• **DOCUMENT TEXT**
Researchers held quarterly meetings with all providers to review de-identified peer comparison feedback across practices. Interventions included antibiotic-use commitment posters, parent education, development of local clinical practice guidelines, and electronic health record template changes.
The three study periods assessed were May 2018 to September 2019 (baseline, P1), Nov 11, 2019, to Mar 20, 2020 (pre–COVID-19 pandemic, P2), and Mar 21, 2020, to Nov 10, 2020 (pandemic, P3).
Improvements in guideline-concordant antibiotic use were observed in the pre–COVID-19 intervention period (P2) and were sustained during the pandemic (P3) for several diagnoses. These included otitis media (P1 72.14% vs P2 81.42% vs P3 86.11%), group A streptococcal pharyngitis (P1 66.13% vs P2 81.56% vs P3 80.44%), pneumonia (P1 70.6% vs P2 76.2% vs P3 100%), sinusitis (P1 76.2% vs P2 83.78% vs P3 82.86%), and skin and soft-tissue infections (P1 97.18% vs P2 100% vs P3 100%).
Practices with higher fidelity to the implementation strategies demonstrated higher guideline-concordant prescribing than those with lower fidelity.
In a survey conducted after the study, more providers reported referring to guidelines to make decisions about prescribing antibiotics following the intervention (38.9%), compared with a pre-intervention survey (5.6%).
“In conclusion, despite the COVID-19 pandemic, this study demonstrates that outpatient antibiotic stewardship implementation strategies are feasible in community general pediatrics practices that are not affiliated with an academic institution, and it provides a framework for real-world implementation of outpatient antibiotic stewardship,” the study authors write.
Jan 31 Infect Control Hosp Epidemiol abstract
Study finds drop in resistance gene after fecal microbiota transplantation
Originally published by CIDRAP News Jan 31
A small study of hospital patients colonized with multidrug-resistant organisms (MDROs) found a reduction in the expression of antibiotic resistance genes following fecal microbiota transplant (FMT), South Korean researchers reported late last week in Antimicrobial Resistance & Infection Control.

• **INSTRUCTIONS**
A) List the interventions named in the sentence of the antibiotic stewardship excerpt that begins "Interventions included."
B) According to the antibiotic stewardship excerpt, what percentage of providers reported referring to guidelines for antibiotic prescribing decisions after the intervention?

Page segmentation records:
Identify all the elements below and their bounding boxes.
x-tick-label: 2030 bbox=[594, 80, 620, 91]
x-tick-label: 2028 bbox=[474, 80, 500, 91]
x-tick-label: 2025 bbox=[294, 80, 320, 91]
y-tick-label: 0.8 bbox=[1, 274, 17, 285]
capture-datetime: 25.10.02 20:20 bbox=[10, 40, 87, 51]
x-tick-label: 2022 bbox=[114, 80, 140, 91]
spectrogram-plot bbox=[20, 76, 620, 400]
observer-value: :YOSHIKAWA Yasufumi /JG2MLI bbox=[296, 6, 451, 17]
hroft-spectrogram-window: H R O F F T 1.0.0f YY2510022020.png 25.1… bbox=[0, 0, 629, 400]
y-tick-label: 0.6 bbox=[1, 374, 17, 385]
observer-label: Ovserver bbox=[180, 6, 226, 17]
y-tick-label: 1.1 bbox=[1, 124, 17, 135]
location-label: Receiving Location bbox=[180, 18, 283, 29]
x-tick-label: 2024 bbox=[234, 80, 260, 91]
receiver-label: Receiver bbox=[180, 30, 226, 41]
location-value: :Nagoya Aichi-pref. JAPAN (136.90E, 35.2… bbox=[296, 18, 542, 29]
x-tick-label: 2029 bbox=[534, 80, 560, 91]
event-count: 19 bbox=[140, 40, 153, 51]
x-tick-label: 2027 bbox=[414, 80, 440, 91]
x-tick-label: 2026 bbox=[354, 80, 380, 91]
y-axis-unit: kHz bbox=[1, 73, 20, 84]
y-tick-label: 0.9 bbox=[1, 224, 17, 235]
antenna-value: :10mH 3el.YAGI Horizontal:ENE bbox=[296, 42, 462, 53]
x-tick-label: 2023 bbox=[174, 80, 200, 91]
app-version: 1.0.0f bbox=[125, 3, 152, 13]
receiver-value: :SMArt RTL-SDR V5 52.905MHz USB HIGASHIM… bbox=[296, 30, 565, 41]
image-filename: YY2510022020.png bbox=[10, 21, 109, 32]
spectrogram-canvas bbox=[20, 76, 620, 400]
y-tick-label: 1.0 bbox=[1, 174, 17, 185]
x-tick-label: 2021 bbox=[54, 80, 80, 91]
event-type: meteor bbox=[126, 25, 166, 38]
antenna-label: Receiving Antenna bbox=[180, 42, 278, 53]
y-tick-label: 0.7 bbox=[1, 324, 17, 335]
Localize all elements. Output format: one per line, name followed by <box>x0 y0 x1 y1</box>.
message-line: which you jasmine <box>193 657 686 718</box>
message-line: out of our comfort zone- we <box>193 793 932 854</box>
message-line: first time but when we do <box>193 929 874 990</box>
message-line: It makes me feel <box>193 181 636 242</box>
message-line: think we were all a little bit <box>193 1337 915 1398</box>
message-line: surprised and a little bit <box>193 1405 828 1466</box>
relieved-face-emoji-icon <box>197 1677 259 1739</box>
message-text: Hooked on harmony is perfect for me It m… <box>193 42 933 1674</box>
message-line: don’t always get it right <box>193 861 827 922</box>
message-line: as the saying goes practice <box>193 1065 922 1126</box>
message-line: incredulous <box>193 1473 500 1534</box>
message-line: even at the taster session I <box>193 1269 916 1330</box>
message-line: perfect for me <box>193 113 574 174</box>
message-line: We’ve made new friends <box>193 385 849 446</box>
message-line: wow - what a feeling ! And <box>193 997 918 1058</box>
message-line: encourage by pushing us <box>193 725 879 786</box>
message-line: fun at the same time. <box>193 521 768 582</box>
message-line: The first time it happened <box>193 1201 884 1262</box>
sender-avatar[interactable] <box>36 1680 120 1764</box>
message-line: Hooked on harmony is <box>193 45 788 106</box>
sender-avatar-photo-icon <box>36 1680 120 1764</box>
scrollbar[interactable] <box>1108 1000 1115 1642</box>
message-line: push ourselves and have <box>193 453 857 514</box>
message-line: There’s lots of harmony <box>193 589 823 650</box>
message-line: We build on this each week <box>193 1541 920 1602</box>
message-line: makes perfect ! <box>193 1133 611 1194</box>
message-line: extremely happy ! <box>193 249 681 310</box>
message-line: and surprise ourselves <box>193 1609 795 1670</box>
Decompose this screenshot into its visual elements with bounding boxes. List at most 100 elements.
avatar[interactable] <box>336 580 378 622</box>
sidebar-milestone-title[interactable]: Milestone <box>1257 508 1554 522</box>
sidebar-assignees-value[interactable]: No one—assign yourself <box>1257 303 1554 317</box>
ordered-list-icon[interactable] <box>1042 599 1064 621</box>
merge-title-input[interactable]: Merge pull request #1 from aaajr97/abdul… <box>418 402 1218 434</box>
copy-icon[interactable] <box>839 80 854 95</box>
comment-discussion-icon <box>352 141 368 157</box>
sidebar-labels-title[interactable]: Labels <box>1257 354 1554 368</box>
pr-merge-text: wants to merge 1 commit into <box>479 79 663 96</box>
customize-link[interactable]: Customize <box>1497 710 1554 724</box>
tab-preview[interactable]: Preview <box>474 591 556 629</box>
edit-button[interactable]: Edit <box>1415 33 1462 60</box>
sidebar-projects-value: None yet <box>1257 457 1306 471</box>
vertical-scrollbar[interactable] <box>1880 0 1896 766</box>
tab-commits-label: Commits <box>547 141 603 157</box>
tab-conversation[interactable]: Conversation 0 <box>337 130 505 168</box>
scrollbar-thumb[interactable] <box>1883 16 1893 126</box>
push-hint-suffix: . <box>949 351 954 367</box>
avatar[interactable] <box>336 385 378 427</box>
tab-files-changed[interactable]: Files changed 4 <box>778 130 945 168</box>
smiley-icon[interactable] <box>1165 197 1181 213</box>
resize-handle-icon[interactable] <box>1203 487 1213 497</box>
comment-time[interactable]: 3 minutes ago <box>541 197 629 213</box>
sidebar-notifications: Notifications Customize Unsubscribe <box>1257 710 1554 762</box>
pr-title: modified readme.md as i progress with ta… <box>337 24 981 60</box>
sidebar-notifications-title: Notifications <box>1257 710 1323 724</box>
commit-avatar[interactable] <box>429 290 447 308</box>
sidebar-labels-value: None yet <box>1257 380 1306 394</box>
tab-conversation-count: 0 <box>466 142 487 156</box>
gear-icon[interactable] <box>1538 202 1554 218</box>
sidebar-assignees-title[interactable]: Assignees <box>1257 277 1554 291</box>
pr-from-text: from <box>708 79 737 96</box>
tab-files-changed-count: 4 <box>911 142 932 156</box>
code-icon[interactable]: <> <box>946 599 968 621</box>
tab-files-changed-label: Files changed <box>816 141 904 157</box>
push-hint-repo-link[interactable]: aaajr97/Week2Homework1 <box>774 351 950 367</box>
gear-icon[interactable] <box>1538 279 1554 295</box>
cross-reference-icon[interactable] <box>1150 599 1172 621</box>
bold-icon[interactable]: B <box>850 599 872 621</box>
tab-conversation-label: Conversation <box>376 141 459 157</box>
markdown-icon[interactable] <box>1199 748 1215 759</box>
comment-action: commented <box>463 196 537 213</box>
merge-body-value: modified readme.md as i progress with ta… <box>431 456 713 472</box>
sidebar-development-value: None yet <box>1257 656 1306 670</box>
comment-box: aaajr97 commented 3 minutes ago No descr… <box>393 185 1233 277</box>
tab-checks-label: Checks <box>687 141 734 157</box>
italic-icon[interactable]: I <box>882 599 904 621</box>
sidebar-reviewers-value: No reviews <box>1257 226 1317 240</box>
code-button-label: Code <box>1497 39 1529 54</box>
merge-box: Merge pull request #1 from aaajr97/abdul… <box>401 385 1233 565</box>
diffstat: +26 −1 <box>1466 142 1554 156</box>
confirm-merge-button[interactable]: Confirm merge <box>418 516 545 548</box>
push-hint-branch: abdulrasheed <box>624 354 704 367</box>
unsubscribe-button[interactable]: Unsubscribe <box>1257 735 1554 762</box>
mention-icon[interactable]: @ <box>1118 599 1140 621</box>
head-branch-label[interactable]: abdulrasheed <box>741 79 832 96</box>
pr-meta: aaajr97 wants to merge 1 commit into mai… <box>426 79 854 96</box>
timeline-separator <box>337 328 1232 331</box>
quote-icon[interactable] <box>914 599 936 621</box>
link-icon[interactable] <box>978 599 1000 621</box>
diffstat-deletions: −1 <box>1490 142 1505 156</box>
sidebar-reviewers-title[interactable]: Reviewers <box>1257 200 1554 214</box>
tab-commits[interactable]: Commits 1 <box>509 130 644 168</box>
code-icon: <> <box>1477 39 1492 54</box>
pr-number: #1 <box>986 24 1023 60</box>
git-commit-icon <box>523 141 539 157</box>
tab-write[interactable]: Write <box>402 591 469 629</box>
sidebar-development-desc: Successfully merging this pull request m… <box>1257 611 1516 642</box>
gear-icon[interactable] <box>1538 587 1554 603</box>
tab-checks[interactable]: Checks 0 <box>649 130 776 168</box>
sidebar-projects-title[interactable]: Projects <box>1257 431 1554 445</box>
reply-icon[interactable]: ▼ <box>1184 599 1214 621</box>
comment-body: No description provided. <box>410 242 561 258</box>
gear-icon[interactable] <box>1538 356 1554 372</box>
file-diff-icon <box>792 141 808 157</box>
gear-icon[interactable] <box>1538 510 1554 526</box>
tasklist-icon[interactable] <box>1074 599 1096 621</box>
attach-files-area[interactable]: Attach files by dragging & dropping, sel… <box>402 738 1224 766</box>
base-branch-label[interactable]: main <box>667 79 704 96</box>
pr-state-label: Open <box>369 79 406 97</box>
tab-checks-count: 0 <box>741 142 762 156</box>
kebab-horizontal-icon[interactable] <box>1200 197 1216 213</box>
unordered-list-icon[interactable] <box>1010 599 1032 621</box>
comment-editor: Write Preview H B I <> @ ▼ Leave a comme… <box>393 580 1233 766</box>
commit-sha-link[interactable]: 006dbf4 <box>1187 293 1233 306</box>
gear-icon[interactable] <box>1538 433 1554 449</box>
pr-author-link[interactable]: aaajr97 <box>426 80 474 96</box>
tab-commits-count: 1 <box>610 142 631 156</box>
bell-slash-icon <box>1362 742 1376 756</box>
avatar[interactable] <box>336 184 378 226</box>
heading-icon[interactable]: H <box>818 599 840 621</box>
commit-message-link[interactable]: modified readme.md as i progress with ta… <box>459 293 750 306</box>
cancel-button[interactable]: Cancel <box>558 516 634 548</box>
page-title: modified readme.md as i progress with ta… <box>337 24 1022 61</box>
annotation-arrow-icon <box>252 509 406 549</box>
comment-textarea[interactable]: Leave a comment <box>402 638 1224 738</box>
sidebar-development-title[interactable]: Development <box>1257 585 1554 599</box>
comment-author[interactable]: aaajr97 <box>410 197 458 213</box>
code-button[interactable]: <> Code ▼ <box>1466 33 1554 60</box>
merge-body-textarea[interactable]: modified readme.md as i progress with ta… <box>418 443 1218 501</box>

• **RESULTS**
A)
- Antibiotic-use commitment posters
- Parent education
- Development of local clinical practice guidelines
- Electronic health record template changes

B) 38.9%